(Saved entries)
• • • •
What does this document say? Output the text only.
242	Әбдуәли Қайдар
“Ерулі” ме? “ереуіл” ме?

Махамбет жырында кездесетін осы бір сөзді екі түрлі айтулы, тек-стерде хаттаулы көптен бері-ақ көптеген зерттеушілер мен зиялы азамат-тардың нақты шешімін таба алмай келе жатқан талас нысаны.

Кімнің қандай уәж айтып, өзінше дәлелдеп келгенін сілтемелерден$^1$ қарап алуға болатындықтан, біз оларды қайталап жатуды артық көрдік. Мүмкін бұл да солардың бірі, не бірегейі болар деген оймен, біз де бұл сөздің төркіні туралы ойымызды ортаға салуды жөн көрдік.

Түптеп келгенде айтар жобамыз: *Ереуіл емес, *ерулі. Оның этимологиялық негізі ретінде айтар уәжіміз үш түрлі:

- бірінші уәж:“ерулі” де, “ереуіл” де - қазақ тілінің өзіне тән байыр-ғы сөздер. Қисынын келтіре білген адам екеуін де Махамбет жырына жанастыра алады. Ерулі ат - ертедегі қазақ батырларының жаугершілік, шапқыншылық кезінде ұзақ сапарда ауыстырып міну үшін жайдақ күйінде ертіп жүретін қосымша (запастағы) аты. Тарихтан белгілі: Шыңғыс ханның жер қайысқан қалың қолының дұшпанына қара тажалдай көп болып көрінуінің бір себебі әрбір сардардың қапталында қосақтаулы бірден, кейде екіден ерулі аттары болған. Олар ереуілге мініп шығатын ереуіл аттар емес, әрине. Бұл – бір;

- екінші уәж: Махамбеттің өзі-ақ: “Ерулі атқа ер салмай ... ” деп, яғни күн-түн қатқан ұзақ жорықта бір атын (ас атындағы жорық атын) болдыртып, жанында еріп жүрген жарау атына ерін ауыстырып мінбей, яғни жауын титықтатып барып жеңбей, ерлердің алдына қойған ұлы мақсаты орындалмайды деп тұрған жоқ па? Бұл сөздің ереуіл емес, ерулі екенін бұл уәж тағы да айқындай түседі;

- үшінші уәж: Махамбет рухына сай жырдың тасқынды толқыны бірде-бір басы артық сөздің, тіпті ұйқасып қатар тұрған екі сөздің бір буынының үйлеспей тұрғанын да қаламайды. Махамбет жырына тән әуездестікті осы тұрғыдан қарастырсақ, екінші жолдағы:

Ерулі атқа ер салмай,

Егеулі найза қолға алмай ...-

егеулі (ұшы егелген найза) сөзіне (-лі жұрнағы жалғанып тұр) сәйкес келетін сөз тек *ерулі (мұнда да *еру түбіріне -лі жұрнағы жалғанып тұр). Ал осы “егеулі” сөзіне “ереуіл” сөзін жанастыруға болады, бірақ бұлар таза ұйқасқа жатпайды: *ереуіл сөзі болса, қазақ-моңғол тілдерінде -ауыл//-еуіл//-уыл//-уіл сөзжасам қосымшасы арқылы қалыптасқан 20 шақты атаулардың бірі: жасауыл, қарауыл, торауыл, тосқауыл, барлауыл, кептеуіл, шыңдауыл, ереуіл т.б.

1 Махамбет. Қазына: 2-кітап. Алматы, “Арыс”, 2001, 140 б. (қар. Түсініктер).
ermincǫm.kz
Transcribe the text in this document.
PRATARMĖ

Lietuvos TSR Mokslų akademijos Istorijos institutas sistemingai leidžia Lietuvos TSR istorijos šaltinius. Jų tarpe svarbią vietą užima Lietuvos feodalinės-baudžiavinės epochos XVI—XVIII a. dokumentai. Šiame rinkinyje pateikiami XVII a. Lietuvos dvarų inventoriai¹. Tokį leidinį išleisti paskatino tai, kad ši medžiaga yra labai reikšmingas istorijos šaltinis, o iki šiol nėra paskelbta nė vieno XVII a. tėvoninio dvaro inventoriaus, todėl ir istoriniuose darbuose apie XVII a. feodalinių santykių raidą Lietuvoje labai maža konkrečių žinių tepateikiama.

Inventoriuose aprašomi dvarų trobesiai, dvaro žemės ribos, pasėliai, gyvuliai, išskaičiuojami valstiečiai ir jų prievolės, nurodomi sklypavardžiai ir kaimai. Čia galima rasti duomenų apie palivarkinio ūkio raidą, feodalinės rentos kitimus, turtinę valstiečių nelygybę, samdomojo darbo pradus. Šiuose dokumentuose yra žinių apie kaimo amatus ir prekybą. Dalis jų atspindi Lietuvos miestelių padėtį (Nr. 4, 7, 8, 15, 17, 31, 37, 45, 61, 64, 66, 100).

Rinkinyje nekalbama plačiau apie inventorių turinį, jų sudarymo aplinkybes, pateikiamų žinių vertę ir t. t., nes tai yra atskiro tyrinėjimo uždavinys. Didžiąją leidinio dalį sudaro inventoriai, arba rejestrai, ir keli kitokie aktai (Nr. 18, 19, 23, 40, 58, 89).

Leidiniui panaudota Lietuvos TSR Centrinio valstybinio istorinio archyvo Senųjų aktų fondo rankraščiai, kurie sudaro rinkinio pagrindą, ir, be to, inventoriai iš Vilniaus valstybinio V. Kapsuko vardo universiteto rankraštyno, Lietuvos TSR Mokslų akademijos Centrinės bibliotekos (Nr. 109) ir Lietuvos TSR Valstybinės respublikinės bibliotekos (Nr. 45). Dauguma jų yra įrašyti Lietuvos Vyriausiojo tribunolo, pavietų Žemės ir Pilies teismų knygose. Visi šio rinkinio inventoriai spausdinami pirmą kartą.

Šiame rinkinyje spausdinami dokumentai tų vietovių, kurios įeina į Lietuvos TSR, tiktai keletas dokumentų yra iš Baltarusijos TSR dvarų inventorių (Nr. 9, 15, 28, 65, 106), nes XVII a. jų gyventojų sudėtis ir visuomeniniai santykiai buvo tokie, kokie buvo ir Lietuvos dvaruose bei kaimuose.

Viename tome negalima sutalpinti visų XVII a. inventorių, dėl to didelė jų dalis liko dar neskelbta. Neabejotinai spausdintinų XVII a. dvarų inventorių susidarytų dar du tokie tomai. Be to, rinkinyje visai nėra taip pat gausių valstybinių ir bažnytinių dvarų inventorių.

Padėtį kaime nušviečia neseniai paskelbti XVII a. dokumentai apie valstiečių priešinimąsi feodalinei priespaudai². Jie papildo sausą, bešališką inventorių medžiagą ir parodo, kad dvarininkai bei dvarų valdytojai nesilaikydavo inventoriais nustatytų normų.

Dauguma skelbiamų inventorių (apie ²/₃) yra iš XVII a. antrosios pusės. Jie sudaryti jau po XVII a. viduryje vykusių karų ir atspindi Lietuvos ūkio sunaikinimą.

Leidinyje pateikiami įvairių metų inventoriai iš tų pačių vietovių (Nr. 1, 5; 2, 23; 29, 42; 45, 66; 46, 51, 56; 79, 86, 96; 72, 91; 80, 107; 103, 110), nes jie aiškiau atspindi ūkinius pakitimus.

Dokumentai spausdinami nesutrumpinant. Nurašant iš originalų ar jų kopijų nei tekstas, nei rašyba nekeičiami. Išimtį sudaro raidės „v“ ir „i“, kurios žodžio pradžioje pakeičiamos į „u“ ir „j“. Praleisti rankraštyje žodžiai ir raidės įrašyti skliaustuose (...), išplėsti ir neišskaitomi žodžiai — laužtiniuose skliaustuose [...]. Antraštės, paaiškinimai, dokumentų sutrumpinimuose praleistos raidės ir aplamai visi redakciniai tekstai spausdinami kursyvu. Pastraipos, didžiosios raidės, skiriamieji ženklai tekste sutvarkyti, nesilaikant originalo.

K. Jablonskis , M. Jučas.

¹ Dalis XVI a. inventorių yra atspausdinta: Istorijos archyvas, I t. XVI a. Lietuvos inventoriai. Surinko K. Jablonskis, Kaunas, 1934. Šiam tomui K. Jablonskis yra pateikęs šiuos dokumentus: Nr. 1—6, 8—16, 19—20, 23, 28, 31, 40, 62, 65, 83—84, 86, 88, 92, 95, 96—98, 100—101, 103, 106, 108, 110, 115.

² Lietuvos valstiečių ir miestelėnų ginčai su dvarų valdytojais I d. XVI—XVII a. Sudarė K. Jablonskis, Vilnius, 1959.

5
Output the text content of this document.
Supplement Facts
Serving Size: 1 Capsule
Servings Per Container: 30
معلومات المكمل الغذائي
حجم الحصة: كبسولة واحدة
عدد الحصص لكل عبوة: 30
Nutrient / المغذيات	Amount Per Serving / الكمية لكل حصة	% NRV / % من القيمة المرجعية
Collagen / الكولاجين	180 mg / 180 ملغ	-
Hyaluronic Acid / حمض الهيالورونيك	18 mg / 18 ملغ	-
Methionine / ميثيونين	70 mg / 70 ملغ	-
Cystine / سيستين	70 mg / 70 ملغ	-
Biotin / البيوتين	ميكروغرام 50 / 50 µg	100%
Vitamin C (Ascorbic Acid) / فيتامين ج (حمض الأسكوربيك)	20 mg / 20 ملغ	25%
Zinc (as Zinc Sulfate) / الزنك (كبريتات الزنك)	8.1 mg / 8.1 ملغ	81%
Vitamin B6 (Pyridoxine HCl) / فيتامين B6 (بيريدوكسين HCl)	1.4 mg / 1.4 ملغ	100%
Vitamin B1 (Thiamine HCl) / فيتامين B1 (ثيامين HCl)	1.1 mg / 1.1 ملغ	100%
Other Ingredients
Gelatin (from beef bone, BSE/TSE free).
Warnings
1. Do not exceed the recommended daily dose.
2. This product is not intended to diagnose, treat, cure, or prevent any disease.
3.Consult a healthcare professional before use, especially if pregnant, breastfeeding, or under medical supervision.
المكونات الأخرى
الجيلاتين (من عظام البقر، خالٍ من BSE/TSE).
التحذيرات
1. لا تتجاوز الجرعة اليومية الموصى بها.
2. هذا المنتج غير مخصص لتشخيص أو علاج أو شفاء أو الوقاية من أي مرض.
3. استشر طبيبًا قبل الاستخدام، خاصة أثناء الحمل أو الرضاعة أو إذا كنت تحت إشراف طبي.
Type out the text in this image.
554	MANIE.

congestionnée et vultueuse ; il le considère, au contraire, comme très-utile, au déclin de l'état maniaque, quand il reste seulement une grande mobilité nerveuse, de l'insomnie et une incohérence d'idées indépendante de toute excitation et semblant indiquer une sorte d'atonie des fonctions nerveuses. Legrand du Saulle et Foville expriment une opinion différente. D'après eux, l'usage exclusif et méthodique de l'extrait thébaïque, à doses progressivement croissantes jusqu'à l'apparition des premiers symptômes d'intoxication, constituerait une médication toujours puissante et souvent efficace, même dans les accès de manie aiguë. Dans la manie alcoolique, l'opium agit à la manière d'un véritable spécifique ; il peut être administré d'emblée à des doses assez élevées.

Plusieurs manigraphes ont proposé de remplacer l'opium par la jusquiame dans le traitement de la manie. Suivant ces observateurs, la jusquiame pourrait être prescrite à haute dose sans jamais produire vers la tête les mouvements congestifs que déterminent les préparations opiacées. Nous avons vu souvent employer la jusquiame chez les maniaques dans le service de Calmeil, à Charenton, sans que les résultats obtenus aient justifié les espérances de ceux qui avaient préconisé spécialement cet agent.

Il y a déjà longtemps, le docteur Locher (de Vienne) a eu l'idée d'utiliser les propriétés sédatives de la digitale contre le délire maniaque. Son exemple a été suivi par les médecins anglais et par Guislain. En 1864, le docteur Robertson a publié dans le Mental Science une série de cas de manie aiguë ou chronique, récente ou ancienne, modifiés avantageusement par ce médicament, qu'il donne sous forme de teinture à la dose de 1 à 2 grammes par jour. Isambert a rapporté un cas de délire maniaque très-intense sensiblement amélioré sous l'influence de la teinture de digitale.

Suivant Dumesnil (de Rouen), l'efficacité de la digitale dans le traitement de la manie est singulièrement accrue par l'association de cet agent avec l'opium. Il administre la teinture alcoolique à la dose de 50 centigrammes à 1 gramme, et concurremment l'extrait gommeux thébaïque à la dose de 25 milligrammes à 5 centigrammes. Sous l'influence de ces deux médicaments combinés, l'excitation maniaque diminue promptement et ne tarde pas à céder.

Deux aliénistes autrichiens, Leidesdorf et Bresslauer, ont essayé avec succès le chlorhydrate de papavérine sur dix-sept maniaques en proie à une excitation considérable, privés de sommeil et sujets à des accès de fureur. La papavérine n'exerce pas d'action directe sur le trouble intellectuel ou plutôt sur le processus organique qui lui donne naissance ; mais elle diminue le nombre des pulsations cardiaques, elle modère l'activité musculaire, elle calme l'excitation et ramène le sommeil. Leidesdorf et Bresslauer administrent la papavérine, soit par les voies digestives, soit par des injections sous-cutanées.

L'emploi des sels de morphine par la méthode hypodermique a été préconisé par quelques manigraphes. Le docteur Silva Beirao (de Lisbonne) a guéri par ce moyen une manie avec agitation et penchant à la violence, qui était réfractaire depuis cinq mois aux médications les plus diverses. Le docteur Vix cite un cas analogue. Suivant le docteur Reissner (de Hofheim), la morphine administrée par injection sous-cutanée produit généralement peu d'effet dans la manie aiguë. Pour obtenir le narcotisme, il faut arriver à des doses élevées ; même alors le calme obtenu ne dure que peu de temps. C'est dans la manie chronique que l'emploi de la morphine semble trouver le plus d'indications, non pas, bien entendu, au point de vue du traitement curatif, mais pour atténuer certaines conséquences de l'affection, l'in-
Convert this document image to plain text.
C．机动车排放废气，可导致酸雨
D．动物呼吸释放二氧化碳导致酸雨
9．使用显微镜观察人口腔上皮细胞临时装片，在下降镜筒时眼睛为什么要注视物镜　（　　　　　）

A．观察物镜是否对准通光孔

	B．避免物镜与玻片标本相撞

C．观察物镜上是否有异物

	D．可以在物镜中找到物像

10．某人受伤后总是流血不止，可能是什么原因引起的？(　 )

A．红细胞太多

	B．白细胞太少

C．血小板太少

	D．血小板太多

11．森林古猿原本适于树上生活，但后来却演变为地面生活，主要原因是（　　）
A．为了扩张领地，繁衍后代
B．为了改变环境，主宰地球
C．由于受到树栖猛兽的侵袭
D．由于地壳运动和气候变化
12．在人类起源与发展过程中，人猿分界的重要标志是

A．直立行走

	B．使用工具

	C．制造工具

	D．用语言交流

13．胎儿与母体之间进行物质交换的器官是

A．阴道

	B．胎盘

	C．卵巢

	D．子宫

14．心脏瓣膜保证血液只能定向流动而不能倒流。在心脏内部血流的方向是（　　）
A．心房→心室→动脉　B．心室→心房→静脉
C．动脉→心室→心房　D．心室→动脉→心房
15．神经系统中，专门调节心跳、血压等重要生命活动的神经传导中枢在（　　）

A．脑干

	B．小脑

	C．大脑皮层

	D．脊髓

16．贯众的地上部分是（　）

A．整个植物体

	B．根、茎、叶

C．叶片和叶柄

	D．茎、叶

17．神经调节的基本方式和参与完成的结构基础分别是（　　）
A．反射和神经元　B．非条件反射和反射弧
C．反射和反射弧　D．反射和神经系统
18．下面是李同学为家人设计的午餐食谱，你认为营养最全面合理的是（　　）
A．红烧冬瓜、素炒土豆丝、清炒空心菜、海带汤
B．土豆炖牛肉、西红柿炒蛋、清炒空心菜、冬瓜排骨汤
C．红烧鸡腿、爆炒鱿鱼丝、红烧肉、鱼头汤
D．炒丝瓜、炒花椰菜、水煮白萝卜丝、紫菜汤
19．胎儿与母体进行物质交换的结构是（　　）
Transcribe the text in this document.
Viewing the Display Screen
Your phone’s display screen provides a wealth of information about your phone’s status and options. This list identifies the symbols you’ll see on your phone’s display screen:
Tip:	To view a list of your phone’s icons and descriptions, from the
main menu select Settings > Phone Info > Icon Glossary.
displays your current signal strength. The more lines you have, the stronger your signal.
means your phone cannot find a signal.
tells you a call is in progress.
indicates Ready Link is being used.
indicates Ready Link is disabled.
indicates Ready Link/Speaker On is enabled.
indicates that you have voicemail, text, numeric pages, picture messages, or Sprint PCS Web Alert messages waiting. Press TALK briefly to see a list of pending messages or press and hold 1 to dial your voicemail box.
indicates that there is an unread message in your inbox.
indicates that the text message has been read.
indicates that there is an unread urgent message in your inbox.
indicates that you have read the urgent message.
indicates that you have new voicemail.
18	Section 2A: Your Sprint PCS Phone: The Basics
• • • •
§ Given problem: Tally how many lines of the records hold the word "sudaro". Answer with the number only.

§ Exercise output: 3